** Short task **
Lift out all lines below that contain "this".
** begin Records to process **
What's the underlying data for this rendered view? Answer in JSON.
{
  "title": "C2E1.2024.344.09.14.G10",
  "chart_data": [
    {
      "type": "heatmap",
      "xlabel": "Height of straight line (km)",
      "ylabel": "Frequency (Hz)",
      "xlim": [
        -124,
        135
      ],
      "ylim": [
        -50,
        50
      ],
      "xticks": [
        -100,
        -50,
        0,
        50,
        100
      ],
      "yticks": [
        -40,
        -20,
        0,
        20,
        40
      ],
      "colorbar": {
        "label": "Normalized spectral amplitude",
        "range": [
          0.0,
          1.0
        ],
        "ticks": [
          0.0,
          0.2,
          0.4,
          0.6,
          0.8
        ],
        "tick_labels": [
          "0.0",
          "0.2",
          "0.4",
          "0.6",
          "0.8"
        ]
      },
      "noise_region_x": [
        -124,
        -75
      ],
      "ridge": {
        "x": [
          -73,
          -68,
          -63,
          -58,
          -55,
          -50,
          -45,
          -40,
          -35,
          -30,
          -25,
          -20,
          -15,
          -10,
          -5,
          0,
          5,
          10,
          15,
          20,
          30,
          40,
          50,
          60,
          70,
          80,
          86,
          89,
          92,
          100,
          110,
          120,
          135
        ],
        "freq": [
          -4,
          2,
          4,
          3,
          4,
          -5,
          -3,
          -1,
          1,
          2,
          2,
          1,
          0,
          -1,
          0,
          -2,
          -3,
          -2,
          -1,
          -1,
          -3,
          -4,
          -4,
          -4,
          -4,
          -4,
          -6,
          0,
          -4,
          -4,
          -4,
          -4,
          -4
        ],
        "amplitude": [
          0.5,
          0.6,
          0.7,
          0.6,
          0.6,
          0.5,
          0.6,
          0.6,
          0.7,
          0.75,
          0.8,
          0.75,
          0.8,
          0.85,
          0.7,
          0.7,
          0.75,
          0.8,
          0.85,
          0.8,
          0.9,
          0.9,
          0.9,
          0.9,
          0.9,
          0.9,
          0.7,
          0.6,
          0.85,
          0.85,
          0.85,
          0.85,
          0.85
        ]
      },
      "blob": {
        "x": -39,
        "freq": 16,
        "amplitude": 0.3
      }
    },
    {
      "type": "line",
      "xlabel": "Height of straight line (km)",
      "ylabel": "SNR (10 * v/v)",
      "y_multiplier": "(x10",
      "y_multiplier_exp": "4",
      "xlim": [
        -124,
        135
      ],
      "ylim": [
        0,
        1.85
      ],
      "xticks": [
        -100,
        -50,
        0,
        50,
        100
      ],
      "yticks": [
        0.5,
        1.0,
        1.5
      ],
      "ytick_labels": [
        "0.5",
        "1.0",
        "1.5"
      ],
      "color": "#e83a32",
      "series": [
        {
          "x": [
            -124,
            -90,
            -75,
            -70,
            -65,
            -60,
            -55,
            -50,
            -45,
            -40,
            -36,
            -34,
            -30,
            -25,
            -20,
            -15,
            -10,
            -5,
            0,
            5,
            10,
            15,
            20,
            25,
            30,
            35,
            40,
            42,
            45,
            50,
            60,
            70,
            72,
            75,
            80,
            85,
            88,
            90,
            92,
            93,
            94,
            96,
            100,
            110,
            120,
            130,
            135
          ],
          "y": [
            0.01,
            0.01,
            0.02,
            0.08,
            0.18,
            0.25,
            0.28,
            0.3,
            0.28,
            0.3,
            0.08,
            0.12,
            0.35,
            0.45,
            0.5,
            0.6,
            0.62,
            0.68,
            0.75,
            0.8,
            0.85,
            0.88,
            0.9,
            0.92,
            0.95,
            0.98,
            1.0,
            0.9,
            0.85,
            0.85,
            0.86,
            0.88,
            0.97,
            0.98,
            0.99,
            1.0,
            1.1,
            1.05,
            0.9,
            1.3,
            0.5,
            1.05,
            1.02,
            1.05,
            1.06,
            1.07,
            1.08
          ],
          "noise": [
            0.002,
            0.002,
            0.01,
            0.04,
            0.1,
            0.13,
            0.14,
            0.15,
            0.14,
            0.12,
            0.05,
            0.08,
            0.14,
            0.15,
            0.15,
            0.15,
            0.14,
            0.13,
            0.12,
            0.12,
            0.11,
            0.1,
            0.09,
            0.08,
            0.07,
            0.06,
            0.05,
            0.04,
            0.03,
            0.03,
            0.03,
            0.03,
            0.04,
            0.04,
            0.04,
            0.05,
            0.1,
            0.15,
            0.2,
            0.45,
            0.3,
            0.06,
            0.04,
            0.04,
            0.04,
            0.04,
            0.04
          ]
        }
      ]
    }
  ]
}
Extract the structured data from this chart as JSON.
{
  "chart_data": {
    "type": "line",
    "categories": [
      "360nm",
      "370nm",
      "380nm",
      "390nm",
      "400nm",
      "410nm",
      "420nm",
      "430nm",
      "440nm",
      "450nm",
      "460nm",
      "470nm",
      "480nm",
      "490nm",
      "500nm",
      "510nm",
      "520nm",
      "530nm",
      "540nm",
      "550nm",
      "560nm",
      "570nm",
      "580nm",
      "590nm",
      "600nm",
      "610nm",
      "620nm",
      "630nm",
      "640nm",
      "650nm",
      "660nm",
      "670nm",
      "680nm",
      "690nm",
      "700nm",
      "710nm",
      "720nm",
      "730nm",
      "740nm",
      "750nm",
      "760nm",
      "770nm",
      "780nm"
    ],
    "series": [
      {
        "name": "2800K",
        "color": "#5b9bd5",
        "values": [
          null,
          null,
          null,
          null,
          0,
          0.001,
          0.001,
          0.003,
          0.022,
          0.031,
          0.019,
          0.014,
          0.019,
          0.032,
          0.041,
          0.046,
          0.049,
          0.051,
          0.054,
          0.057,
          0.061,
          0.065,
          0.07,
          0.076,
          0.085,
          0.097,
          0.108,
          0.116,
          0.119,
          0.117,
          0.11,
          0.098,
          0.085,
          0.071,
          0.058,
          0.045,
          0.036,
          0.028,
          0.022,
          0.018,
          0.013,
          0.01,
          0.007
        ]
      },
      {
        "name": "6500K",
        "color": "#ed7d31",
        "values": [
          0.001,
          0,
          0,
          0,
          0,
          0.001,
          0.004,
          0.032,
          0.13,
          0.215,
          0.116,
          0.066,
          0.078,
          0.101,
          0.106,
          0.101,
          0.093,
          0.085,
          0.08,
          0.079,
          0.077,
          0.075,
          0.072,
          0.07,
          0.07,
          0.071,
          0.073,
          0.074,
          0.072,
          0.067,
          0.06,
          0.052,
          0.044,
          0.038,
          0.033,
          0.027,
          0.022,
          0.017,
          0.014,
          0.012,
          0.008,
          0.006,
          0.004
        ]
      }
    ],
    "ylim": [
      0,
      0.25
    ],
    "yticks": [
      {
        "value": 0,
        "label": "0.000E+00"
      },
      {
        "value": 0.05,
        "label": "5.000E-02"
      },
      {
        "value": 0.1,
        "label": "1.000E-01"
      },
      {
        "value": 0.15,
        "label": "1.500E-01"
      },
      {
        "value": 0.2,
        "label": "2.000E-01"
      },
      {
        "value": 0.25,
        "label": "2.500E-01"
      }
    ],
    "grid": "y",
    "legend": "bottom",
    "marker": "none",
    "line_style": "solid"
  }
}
** end Records to process **
** Exercise result **
What's the underlying data for this rendered view? Answer in JSON.
Extract the structured data from this chart as JSON.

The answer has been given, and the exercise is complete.